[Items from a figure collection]

——

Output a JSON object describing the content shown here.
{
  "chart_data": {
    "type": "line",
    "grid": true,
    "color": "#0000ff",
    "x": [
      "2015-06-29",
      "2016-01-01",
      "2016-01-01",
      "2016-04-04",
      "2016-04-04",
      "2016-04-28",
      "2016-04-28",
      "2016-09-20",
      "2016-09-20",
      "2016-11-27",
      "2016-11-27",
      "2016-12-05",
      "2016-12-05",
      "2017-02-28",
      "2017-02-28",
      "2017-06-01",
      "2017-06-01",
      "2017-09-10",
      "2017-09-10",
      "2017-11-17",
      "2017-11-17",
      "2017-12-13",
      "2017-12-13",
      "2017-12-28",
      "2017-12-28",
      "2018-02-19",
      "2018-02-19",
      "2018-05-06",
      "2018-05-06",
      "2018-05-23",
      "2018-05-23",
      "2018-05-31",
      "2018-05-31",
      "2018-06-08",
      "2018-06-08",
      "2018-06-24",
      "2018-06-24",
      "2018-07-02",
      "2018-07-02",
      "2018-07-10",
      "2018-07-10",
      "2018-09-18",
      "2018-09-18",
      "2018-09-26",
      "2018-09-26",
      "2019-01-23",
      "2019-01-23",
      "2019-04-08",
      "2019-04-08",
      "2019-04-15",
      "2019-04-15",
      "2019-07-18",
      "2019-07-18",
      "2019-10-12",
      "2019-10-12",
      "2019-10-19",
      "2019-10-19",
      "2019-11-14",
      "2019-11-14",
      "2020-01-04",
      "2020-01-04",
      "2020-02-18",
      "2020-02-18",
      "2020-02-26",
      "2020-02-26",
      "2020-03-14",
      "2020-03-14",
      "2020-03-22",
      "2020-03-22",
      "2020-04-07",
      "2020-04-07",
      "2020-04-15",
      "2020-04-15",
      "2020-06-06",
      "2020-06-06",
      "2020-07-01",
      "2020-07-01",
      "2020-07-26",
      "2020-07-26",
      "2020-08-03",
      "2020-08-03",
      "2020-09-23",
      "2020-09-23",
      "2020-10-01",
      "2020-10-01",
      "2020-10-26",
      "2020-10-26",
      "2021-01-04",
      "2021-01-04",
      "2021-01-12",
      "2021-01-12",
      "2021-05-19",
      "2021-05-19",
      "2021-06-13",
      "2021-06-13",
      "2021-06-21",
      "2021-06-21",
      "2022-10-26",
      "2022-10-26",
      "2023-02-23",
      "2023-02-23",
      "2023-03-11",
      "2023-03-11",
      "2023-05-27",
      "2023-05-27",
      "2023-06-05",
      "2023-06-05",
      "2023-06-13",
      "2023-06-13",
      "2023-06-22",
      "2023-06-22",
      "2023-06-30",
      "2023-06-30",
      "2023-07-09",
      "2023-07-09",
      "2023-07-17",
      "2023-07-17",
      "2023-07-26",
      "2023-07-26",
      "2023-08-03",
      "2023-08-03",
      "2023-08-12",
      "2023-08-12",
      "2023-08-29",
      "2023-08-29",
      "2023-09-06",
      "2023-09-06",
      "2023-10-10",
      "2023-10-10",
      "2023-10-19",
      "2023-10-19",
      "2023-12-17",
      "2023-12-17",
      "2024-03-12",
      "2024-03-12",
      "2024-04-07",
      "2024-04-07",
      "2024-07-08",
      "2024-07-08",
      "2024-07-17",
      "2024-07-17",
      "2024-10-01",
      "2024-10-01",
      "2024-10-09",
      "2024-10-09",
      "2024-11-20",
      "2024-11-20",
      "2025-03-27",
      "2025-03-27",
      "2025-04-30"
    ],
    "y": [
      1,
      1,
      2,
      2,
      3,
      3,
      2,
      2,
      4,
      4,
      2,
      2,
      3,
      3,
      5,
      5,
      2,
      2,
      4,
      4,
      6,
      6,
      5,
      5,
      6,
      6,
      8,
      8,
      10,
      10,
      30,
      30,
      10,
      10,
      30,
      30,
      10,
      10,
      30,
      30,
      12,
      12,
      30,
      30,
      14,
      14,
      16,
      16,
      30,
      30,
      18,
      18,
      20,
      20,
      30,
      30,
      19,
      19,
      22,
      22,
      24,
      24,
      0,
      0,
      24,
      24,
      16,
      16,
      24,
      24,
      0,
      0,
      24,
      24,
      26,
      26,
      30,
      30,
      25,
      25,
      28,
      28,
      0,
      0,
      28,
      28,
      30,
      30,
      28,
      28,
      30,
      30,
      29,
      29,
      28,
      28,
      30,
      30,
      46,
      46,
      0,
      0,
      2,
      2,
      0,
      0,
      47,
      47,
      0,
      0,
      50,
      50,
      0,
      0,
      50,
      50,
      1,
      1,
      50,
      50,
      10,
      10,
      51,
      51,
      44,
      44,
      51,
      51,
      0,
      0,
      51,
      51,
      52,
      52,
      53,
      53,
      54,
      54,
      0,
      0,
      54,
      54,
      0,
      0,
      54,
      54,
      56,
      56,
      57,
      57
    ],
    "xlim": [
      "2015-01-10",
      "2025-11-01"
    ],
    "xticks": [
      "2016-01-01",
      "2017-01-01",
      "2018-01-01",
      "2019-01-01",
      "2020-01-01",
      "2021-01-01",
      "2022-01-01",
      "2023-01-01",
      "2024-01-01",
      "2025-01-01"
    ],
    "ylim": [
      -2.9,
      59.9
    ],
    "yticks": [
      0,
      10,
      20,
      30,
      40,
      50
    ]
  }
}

——

THE PROBLEM: Please quote the records above exactly, without skipping a line.

COMPLETE RESPONSE:
Output a JSON object describing the content shown here.
{
  "chart_data": {
    "type": "line",
    "grid": true,
    "color": "#0000ff",
    "x": [
      "2015-06-29",
      "2016-01-01",
      "2016-01-01",
      "2016-04-04",
      "2016-04-04",
      "2016-04-28",
      "2016-04-28",
      "2016-09-20",
      "2016-09-20",
      "2016-11-27",
      "2016-11-27",
      "2016-12-05",
      "2016-12-05",
      "2017-02-28",
      "2017-02-28",
      "2017-06-01",
      "2017-06-01",
      "2017-09-10",
      "2017-09-10",
      "2017-11-17",
      "2017-11-17",
      "2017-12-13",
      "2017-12-13",
      "2017-12-28",
      "2017-12-28",
      "2018-02-19",
      "2018-02-19",
      "2018-05-06",
      "2018-05-06",
      "2018-05-23",
      "2018-05-23",
      "2018-05-31",
      "2018-05-31",
      "2018-06-08",
      "2018-06-08",
      "2018-06-24",
      "2018-06-24",
      "2018-07-02",
      "2018-07-02",
      "2018-07-10",
      "2018-07-10",
      "2018-09-18",
      "2018-09-18",
      "2018-09-26",
      "2018-09-26",
      "2019-01-23",
      "2019-01-23",
      "2019-04-08",
      "2019-04-08",
      "2019-04-15",
      "2019-04-15",
      "2019-07-18",
      "2019-07-18",
      "2019-10-12",
      "2019-10-12",
      "2019-10-19",
      "2019-10-19",
      "2019-11-14",
      "2019-11-14",
      "2020-01-04",
      "2020-01-04",
      "2020-02-18",
      "2020-02-18",
      "2020-02-26",
      "2020-02-26",
      "2020-03-14",
      "2020-03-14",
      "2020-03-22",
      "2020-03-22",
      "2020-04-07",
      "2020-04-07",
      "2020-04-15",
      "2020-04-15",
      "2020-06-06",
      "2020-06-06",
      "2020-07-01",
      "2020-07-01",
      "2020-07-26",
      "2020-07-26",
      "2020-08-03",
      "2020-08-03",
      "2020-09-23",
      "2020-09-23",
      "2020-10-01",
      "2020-10-01",
      "2020-10-26",
      "2020-10-26",
      "2021-01-04",
      "2021-01-04",
      "2021-01-12",
      "2021-01-12",
      "2021-05-19",
      "2021-05-19",
      "2021-06-13",
      "2021-06-13",
      "2021-06-21",
      "2021-06-21",
      "2022-10-26",
      "2022-10-26",
      "2023-02-23",
      "2023-02-23",
      "2023-03-11",
      "2023-03-11",
      "2023-05-27",
      "2023-05-27",
      "2023-06-05",
      "2023-06-05",
      "2023-06-13",
      "2023-06-13",
      "2023-06-22",
      "2023-06-22",
      "2023-06-30",
      "2023-06-30",
      "2023-07-09",
      "2023-07-09",
      "2023-07-17",
      "2023-07-17",
      "2023-07-26",
      "2023-07-26",
      "2023-08-03",
      "2023-08-03",
      "2023-08-12",
      "2023-08-12",
      "2023-08-29",
      "2023-08-29",
      "2023-09-06",
      "2023-09-06",
      "2023-10-10",
      "2023-10-10",
      "2023-10-19",
      "2023-10-19",
      "2023-12-17",
      "2023-12-17",
      "2024-03-12",
      "2024-03-12",
      "2024-04-07",
      "2024-04-07",
      "2024-07-08",
      "2024-07-08",
      "2024-07-17",
      "2024-07-17",
      "2024-10-01",
      "2024-10-01",
      "2024-10-09",
      "2024-10-09",
      "2024-11-20",
      "2024-11-20",
      "2025-03-27",
      "2025-03-27",
      "2025-04-30"
    ],
    "y": [
      1,
      1,
      2,
      2,
      3,
      3,
      2,
      2,
      4,
      4,
      2,
      2,
      3,
      3,
      5,
      5,
      2,
      2,
      4,
      4,
      6,
      6,
      5,
      5,
      6,
      6,
      8,
      8,
      10,
      10,
      30,
      30,
      10,
      10,
      30,
      30,
      10,
      10,
      30,
      30,
      12,
      12,
      30,
      30,
      14,
      14,
      16,
      16,
      30,
      30,
      18,
      18,
      20,
      20,
      30,
      30,
      19,
      19,
      22,
      22,
      24,
      24,
      0,
      0,
      24,
      24,
      16,
      16,
      24,
      24,
      0,
      0,
      24,
      24,
      26,
      26,
      30,
      30,
      25,
      25,
      28,
      28,
      0,
      0,
      28,
      28,
      30,
      30,
      28,
      28,
      30,
      30,
      29,
      29,
      28,
      28,
      30,
      30,
      46,
      46,
      0,
      0,
      2,
      2,
      0,
      0,
      47,
      47,
      0,
      0,
      50,
      50,
      0,
      0,
      50,
      50,
      1,
      1,
      50,
      50,
      10,
      10,
      51,
      51,
      44,
      44,
      51,
      51,
      0,
      0,
      51,
      51,
      52,
      52,
      53,
      53,
      54,
      54,
      0,
      0,
      54,
      54,
      0,
      0,
      54,
      54,
      56,
      56,
      57,
      57
    ],
    "xlim": [
      "2015-01-10",
      "2025-11-01"
    ],
    "xticks": [
      "2016-01-01",
      "2017-01-01",
      "2018-01-01",
      "2019-01-01",
      "2020-01-01",
      "2021-01-01",
      "2022-01-01",
      "2023-01-01",
      "2024-01-01",
      "2025-01-01"
    ],
    "ylim": [
      -2.9,
      59.9
    ],
    "yticks": [
      0,
      10,
      20,
      30,
      40,
      50
    ]
  }
}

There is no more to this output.